▶ [INSTRUCTIONS FOR THE TASK]: Gather every line that includes the word "customers", please.

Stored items
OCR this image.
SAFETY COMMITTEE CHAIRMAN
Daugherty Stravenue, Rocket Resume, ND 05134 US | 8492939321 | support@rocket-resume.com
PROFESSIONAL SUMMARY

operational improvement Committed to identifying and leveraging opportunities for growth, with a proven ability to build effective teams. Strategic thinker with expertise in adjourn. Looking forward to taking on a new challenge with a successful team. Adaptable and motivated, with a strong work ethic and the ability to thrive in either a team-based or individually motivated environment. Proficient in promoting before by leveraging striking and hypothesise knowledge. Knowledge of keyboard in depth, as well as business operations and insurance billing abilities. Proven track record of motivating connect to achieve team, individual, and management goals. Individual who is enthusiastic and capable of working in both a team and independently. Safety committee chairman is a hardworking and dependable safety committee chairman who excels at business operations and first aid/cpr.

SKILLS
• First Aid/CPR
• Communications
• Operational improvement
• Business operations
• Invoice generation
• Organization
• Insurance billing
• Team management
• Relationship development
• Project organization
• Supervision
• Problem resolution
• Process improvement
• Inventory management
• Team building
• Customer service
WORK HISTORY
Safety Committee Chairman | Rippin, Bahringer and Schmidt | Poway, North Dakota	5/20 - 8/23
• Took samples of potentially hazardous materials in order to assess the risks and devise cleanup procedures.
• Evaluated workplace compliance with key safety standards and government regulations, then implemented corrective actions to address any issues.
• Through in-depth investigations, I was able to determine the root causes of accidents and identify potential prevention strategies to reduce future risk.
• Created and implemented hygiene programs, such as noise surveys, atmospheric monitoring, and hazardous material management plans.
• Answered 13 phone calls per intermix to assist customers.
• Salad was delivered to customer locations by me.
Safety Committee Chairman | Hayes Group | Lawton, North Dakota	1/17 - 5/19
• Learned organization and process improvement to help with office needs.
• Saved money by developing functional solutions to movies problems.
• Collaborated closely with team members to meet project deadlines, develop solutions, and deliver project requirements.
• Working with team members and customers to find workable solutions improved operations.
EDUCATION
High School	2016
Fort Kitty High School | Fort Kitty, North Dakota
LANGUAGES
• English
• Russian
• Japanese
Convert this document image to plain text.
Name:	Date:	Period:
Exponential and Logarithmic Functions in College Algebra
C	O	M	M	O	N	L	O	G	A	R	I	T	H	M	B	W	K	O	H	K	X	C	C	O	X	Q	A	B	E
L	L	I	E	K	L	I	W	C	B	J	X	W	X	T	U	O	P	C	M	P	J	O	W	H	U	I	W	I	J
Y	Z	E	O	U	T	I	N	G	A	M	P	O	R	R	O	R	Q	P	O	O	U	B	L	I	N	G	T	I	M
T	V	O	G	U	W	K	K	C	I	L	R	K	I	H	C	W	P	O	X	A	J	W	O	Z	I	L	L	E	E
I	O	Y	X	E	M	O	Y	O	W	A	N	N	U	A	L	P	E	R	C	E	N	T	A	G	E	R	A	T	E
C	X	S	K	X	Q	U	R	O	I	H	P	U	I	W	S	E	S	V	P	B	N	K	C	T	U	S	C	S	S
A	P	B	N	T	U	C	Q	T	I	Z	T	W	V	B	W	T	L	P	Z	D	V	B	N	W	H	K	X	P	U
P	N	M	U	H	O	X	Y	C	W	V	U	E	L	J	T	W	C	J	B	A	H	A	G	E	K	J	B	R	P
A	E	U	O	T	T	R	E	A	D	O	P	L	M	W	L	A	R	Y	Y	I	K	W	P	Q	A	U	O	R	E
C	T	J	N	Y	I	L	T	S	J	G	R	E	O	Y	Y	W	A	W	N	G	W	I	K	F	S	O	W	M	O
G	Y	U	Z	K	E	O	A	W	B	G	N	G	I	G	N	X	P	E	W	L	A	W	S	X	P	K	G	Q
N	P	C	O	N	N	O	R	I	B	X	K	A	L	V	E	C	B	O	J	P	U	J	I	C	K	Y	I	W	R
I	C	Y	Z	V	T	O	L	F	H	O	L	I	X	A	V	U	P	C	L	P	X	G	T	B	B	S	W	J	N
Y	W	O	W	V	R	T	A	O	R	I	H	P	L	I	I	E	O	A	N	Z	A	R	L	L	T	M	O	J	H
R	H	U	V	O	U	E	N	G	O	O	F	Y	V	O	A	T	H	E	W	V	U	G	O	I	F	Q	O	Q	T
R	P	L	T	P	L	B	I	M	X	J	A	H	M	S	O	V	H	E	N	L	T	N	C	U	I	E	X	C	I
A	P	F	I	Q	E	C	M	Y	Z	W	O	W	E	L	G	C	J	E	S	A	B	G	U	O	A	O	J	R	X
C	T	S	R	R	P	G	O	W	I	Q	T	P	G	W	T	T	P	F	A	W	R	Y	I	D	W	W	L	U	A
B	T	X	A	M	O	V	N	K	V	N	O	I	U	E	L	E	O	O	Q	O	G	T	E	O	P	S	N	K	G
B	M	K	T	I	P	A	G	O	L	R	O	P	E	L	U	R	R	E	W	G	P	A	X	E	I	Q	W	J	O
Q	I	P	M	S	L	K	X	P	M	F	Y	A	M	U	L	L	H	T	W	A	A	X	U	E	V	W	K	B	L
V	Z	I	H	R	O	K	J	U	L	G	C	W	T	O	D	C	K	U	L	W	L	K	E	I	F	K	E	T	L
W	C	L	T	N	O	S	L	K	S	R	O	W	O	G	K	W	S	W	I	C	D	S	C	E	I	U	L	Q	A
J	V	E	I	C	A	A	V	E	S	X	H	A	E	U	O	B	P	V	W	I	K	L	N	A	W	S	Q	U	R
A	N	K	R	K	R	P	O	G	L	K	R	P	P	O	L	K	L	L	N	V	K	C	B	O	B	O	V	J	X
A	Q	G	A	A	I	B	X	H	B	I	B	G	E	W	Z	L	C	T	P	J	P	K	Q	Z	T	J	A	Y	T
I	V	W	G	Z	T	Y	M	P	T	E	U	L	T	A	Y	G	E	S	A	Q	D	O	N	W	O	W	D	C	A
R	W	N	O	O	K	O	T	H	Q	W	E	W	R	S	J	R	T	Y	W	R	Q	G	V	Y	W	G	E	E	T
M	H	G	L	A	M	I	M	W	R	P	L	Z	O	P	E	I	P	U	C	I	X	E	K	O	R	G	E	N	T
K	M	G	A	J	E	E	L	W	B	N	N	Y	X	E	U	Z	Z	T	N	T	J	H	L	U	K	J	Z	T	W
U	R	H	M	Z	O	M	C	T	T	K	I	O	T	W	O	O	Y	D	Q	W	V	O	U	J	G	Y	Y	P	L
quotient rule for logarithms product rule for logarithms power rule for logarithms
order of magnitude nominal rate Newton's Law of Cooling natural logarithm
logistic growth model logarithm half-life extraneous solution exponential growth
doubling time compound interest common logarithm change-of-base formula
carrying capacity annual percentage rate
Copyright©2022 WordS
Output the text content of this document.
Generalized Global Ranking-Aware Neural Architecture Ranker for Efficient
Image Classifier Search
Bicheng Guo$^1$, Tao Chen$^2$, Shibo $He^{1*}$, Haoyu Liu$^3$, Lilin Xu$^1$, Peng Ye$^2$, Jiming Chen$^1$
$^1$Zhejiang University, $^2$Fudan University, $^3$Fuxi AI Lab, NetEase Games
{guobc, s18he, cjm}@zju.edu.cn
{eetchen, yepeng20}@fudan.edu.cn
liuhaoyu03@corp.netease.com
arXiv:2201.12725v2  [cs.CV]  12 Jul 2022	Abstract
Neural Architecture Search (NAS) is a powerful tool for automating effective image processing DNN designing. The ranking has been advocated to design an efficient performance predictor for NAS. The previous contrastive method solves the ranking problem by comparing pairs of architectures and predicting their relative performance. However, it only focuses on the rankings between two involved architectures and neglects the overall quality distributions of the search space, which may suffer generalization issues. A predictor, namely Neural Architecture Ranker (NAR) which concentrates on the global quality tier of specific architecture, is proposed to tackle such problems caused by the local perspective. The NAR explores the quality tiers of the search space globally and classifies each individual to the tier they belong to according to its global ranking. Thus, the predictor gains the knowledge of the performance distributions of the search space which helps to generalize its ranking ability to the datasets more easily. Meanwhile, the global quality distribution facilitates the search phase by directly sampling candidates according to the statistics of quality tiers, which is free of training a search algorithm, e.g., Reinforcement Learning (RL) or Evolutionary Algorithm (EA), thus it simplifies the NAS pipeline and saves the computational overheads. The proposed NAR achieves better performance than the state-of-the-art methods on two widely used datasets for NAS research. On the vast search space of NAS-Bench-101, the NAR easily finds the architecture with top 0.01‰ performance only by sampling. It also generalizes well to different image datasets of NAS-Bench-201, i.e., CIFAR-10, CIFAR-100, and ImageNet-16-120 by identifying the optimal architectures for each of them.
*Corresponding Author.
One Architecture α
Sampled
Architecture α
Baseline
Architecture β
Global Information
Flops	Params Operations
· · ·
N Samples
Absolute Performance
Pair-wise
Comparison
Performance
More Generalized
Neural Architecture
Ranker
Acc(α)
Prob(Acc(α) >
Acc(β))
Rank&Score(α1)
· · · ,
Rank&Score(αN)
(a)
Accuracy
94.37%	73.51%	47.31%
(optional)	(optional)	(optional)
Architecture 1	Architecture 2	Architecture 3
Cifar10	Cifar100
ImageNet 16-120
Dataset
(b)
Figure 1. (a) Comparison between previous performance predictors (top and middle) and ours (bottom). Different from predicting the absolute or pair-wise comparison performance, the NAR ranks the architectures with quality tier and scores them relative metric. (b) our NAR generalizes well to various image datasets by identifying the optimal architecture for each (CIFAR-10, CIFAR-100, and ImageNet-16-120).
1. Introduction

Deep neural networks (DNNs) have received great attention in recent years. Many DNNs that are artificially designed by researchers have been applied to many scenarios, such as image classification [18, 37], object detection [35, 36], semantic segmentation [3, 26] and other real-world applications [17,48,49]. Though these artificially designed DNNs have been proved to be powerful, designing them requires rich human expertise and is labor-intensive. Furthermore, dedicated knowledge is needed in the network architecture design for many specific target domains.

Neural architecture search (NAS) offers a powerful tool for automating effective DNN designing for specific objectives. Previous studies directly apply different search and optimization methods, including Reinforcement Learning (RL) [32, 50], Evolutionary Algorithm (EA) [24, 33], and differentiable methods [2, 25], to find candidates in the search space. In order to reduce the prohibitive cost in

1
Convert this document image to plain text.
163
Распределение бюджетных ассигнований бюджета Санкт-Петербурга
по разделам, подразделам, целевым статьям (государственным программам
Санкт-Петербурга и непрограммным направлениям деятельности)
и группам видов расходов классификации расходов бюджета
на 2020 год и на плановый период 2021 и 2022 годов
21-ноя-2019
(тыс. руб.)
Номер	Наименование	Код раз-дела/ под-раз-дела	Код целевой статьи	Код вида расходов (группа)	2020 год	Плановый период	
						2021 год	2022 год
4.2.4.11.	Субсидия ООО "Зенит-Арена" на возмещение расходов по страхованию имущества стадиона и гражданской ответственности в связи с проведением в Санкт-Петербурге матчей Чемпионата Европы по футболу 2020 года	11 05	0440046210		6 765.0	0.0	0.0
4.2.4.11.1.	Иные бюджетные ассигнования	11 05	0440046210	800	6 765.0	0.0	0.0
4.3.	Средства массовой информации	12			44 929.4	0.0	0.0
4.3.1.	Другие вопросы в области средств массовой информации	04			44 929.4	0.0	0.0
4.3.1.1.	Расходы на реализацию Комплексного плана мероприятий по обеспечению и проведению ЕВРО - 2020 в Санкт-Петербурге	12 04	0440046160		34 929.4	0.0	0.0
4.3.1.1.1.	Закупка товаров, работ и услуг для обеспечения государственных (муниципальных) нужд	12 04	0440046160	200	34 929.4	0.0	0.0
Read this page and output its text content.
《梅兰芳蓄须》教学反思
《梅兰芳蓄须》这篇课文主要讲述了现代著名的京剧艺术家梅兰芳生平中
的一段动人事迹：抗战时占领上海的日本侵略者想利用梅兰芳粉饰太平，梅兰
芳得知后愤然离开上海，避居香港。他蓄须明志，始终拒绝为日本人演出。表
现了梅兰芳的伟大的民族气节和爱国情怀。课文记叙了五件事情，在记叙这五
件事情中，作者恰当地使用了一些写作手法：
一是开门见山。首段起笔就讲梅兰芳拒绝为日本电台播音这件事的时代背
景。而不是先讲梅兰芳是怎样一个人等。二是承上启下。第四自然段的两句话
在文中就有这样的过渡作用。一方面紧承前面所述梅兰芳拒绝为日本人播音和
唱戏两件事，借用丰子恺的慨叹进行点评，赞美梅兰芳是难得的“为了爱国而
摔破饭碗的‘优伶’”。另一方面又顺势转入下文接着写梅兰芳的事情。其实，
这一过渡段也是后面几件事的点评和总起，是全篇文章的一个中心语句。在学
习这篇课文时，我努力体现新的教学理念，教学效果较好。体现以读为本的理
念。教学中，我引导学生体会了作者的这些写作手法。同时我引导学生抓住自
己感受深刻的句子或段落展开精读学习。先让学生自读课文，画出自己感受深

▶ [EXERCISE RESULT]:
• Answered 13 phone calls per intermix to assist customers.
• Working with team members and customers to find workable solutions improved operations.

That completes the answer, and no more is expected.